◆ Listed entries ◆
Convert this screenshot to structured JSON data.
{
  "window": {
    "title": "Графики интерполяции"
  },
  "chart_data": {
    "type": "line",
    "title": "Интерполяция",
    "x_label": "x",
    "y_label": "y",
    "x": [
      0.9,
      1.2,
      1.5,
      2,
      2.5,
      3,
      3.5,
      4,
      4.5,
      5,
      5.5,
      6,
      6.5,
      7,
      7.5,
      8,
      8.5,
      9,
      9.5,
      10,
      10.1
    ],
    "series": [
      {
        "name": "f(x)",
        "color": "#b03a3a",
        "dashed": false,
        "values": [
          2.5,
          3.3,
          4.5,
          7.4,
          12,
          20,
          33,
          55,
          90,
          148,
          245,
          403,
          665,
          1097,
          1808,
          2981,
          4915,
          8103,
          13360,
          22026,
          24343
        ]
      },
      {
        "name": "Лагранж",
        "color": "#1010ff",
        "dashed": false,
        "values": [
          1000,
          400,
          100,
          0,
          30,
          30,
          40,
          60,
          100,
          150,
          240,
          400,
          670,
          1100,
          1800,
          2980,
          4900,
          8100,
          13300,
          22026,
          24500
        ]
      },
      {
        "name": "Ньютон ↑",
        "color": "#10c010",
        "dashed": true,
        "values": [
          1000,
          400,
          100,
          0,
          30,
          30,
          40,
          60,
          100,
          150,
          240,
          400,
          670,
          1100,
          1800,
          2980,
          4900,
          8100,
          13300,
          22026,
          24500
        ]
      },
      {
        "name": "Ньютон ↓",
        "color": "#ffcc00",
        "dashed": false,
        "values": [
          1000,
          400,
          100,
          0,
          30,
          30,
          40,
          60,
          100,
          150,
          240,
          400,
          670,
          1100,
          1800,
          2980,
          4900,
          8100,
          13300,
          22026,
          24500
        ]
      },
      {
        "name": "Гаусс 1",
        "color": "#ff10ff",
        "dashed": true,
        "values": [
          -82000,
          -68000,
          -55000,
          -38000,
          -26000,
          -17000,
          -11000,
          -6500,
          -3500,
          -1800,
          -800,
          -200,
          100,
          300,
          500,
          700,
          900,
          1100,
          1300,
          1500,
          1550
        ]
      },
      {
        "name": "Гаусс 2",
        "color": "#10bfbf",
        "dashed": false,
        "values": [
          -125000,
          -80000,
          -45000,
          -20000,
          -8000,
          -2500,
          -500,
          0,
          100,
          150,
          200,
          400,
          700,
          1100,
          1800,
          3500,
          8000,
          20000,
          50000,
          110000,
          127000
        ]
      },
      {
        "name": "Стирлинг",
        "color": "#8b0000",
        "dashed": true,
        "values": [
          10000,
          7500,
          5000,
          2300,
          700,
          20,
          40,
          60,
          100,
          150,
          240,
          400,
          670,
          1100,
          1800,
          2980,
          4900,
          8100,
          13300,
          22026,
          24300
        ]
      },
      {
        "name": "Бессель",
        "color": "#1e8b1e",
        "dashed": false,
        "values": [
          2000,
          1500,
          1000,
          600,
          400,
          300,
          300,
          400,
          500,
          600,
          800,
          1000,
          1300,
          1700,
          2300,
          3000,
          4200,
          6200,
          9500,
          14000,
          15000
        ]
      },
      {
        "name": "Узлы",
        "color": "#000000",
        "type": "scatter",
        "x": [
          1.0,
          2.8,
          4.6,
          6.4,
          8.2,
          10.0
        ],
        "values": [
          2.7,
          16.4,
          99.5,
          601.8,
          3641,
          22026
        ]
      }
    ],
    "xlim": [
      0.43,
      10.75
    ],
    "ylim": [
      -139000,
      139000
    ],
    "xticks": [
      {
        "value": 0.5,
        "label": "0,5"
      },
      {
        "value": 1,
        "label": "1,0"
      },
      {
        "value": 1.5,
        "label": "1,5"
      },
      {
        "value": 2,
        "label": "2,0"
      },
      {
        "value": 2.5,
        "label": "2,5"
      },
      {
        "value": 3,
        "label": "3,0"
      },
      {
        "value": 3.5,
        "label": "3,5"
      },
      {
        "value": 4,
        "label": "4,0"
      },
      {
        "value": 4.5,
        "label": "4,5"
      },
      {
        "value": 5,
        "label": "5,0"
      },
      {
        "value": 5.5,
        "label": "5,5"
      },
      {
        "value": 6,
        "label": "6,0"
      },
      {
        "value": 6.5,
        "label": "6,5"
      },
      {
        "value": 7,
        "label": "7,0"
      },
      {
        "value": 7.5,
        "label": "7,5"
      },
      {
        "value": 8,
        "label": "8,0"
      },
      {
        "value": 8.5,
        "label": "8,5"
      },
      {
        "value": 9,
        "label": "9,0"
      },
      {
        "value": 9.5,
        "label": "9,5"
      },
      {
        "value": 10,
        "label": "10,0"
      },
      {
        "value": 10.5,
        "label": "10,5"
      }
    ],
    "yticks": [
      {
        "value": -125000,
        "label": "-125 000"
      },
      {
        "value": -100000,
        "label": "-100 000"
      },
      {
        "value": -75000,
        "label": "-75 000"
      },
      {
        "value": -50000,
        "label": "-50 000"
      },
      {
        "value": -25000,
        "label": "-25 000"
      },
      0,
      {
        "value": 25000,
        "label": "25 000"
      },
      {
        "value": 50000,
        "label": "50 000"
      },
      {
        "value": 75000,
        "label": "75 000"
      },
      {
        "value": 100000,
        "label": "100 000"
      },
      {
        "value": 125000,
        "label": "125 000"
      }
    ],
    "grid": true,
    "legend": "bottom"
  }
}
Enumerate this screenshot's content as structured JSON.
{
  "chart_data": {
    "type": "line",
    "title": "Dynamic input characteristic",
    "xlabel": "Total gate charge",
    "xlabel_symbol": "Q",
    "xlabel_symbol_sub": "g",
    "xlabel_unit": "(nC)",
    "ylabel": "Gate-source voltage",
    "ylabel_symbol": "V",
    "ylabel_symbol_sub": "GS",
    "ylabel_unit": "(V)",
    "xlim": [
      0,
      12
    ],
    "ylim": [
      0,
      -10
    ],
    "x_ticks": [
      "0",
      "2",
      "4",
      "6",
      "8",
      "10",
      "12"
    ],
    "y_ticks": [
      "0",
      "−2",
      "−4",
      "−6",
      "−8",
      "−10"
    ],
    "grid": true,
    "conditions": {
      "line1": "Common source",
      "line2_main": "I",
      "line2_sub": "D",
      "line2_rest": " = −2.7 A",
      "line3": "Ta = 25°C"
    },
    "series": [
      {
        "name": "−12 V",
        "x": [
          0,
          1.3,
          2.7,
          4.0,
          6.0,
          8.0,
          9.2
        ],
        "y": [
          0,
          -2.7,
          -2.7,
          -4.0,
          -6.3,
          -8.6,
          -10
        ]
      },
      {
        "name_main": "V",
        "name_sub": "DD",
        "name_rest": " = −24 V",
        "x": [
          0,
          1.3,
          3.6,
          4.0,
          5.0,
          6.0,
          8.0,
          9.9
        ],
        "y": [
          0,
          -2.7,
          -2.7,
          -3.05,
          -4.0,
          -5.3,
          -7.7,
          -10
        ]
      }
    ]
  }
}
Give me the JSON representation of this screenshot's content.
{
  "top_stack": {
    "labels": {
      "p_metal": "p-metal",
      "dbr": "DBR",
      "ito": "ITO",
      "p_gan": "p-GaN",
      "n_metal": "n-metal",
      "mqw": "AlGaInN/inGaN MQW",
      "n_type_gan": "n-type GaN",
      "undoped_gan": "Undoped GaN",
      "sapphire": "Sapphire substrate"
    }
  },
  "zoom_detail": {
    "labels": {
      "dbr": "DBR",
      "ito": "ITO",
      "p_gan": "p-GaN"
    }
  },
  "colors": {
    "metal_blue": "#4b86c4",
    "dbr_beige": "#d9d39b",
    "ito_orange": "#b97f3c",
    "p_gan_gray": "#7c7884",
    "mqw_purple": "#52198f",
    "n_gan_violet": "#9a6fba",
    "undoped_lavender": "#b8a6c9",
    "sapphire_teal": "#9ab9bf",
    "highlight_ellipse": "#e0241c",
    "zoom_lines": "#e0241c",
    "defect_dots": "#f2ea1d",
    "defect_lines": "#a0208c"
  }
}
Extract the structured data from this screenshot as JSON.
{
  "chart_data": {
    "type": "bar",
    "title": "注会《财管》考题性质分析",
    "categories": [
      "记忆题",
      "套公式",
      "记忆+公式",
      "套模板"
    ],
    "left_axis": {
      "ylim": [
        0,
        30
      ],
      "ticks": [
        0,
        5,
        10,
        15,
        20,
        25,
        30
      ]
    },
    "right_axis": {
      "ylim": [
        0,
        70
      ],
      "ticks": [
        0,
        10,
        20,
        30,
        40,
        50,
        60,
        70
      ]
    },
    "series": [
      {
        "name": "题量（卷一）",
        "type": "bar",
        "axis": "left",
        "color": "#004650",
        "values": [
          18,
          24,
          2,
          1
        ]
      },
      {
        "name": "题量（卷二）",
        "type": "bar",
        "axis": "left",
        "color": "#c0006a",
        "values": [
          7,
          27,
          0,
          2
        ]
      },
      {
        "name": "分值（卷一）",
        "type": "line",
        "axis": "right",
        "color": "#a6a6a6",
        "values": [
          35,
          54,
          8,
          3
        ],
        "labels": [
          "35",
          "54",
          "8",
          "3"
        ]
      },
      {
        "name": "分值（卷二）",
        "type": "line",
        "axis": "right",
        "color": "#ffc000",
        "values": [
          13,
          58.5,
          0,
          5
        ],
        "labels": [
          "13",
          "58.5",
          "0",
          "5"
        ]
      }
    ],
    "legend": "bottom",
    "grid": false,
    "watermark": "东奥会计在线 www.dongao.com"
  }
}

◆ Task brief ◆
Track down the lines that include the word "structured" and copy them.

◆ Task solution ◆
Convert this screenshot to structured JSON data.
Enumerate this screenshot's content as structured JSON.
Extract the structured data from this screenshot as JSON.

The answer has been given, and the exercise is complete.